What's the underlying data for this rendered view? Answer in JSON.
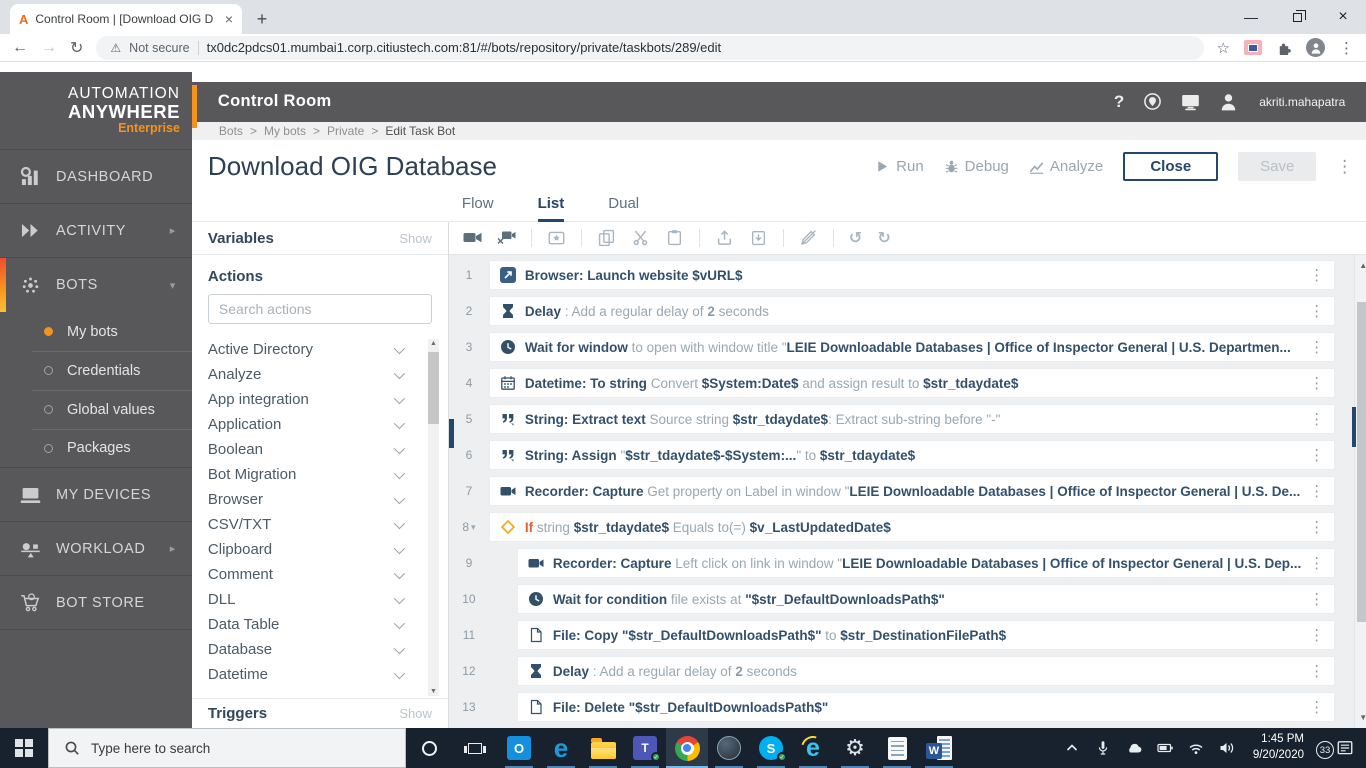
{
  "browser": {
    "tab_title": "Control Room | [Download OIG D",
    "tab_close": "×",
    "new_tab": "+",
    "not_secure_label": "Not secure",
    "url": "tx0dc2pdcs01.mumbai1.corp.citiustech.com:81/#/bots/repository/private/taskbots/289/edit"
  },
  "sidebar": {
    "logo": {
      "line1": "AUTOMATION",
      "line2": "ANYWHERE",
      "line3": "Enterprise"
    },
    "items": [
      {
        "id": "dashboard",
        "label": "DASHBOARD",
        "icon": "dashboard"
      },
      {
        "id": "activity",
        "label": "ACTIVITY",
        "icon": "activity",
        "chevron": "right"
      },
      {
        "id": "bots",
        "label": "BOTS",
        "icon": "bots",
        "chevron": "down",
        "active": true
      },
      {
        "id": "my-bots",
        "label": "My bots",
        "sub": true,
        "selected": true
      },
      {
        "id": "credentials",
        "label": "Credentials",
        "sub": true
      },
      {
        "id": "global-values",
        "label": "Global values",
        "sub": true
      },
      {
        "id": "packages",
        "label": "Packages",
        "sub": true
      },
      {
        "id": "my-devices",
        "label": "MY DEVICES",
        "icon": "devices"
      },
      {
        "id": "workload",
        "label": "WORKLOAD",
        "icon": "workload",
        "chevron": "right"
      },
      {
        "id": "bot-store",
        "label": "BOT STORE",
        "icon": "cart"
      }
    ]
  },
  "header": {
    "title": "Control Room",
    "help": "?",
    "username": "akriti.mahapatra"
  },
  "breadcrumb": {
    "items": [
      "Bots",
      "My bots",
      "Private"
    ],
    "current": "Edit Task Bot",
    "separator": ">"
  },
  "page": {
    "title": "Download OIG Database",
    "run": "Run",
    "debug": "Debug",
    "analyze": "Analyze",
    "close": "Close",
    "save": "Save",
    "tabs": [
      {
        "label": "Flow"
      },
      {
        "label": "List",
        "active": true
      },
      {
        "label": "Dual"
      }
    ]
  },
  "palette": {
    "accent_orange": "#F6921E",
    "navy": "#33506B",
    "if_orange": "#E8612C",
    "taskbar_underline": "#78B9E8"
  },
  "actions_panel": {
    "variables_title": "Variables",
    "variables_show": "Show",
    "actions_title": "Actions",
    "search_placeholder": "Search actions",
    "categories": [
      "Active Directory",
      "Analyze",
      "App integration",
      "Application",
      "Boolean",
      "Bot Migration",
      "Browser",
      "CSV/TXT",
      "Clipboard",
      "Comment",
      "DLL",
      "Data Table",
      "Database",
      "Datetime"
    ],
    "triggers_title": "Triggers",
    "triggers_show": "Show"
  },
  "toolbar": {
    "icons": [
      "record",
      "camera-x",
      "|",
      "snap",
      "|",
      "copy",
      "scissors",
      "paste",
      "|",
      "upload",
      "download",
      "|",
      "pen-slash",
      "|",
      "undo",
      "redo"
    ]
  },
  "action_list": {
    "rows": [
      {
        "num": "1",
        "icon": "launch",
        "segments": [
          {
            "t": "Browser: Launch website ",
            "s": "b"
          },
          {
            "t": "$vURL$",
            "s": "v"
          }
        ]
      },
      {
        "num": "2",
        "icon": "hourglass",
        "segments": [
          {
            "t": "Delay",
            "s": "b"
          },
          {
            "t": " : Add a regular delay of ",
            "s": "g"
          },
          {
            "t": "2",
            "s": "gb"
          },
          {
            "t": " seconds",
            "s": "g"
          }
        ]
      },
      {
        "num": "3",
        "icon": "clock",
        "segments": [
          {
            "t": "Wait for window",
            "s": "b"
          },
          {
            "t": " to open with window title \"",
            "s": "g"
          },
          {
            "t": "LEIE Downloadable Databases | Office of Inspector General | U.S. Departmen...",
            "s": "v"
          }
        ]
      },
      {
        "num": "4",
        "icon": "calendar",
        "segments": [
          {
            "t": "Datetime: To string",
            "s": "b"
          },
          {
            "t": " Convert ",
            "s": "g"
          },
          {
            "t": "$System:Date$",
            "s": "v"
          },
          {
            "t": " and assign result to ",
            "s": "g"
          },
          {
            "t": "$str_tdaydate$",
            "s": "v"
          }
        ]
      },
      {
        "num": "5",
        "icon": "quotes",
        "segments": [
          {
            "t": "String: Extract text",
            "s": "b"
          },
          {
            "t": " Source string ",
            "s": "g"
          },
          {
            "t": "$str_tdaydate$",
            "s": "v"
          },
          {
            "t": ": Extract sub-string before \"-\"",
            "s": "g"
          }
        ]
      },
      {
        "num": "6",
        "icon": "quotes",
        "segments": [
          {
            "t": "String: Assign",
            "s": "b"
          },
          {
            "t": " \"",
            "s": "g"
          },
          {
            "t": "$str_tdaydate$-$System:...",
            "s": "v"
          },
          {
            "t": "\" to ",
            "s": "g"
          },
          {
            "t": "$str_tdaydate$",
            "s": "v"
          }
        ]
      },
      {
        "num": "7",
        "icon": "videocam",
        "segments": [
          {
            "t": "Recorder: Capture",
            "s": "b"
          },
          {
            "t": " Get property on Label in window \"",
            "s": "g"
          },
          {
            "t": "LEIE Downloadable Databases | Office of Inspector General | U.S. De...",
            "s": "v"
          }
        ]
      },
      {
        "num": "8",
        "icon": "diamond",
        "expander": true,
        "segments": [
          {
            "t": "If",
            "s": "o"
          },
          {
            "t": " string ",
            "s": "g"
          },
          {
            "t": "$str_tdaydate$",
            "s": "v"
          },
          {
            "t": " Equals to(=) ",
            "s": "g"
          },
          {
            "t": "$v_LastUpdatedDate$",
            "s": "v"
          }
        ]
      },
      {
        "num": "9",
        "icon": "videocam",
        "indent": true,
        "segments": [
          {
            "t": "Recorder: Capture",
            "s": "b"
          },
          {
            "t": " Left click on link in window \"",
            "s": "g"
          },
          {
            "t": "LEIE Downloadable Databases | Office of Inspector General | U.S. Dep...",
            "s": "v"
          }
        ]
      },
      {
        "num": "10",
        "icon": "clock",
        "indent": true,
        "segments": [
          {
            "t": "Wait for condition",
            "s": "b"
          },
          {
            "t": " file exists at ",
            "s": "g"
          },
          {
            "t": "\"$str_DefaultDownloadsPath$\"",
            "s": "v"
          }
        ]
      },
      {
        "num": "11",
        "icon": "file",
        "indent": true,
        "segments": [
          {
            "t": "File: Copy",
            "s": "b"
          },
          {
            "t": " \"$str_DefaultDownloadsPath$\"",
            "s": "v"
          },
          {
            "t": " to ",
            "s": "g"
          },
          {
            "t": "$str_DestinationFilePath$",
            "s": "v"
          }
        ]
      },
      {
        "num": "12",
        "icon": "hourglass",
        "indent": true,
        "segments": [
          {
            "t": "Delay",
            "s": "b"
          },
          {
            "t": " : Add a regular delay of ",
            "s": "g"
          },
          {
            "t": "2",
            "s": "gb"
          },
          {
            "t": " seconds",
            "s": "g"
          }
        ]
      },
      {
        "num": "13",
        "icon": "file",
        "indent": true,
        "segments": [
          {
            "t": "File: Delete",
            "s": "b"
          },
          {
            "t": " \"$str_DefaultDownloadsPath$\"",
            "s": "v"
          }
        ]
      }
    ]
  },
  "taskbar": {
    "search_placeholder": "Type here to search",
    "apps": [
      "outlook",
      "edge",
      "file-explorer",
      "teams",
      "chrome",
      "anyconnect",
      "skype",
      "internet-explorer",
      "settings",
      "notepad",
      "word"
    ],
    "active_app": "chrome",
    "app_glyphs": {
      "outlook": "O",
      "edge": "e",
      "teams": "T",
      "skype": "S",
      "internet-explorer": "e",
      "word": "W",
      "settings": "⚙"
    },
    "tray_icons": [
      "chevron-up",
      "mic",
      "onedrive",
      "battery",
      "wifi",
      "speaker"
    ],
    "time": "1:45 PM",
    "date": "9/20/2020",
    "notification_badge": "33"
  }
}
++++++++++++++++++++
■ Exercise details:
Make a copy of each line that contains the string "Inspector".

■ Full output:
            "t": "LEIE Downloadable Databases | Office of Inspector General | U.S. Departmen...",
            "t": "LEIE Downloadable Databases | Office of Inspector General | U.S. De...",
            "t": "LEIE Downloadable Databases | Office of Inspector General | U.S. Dep...",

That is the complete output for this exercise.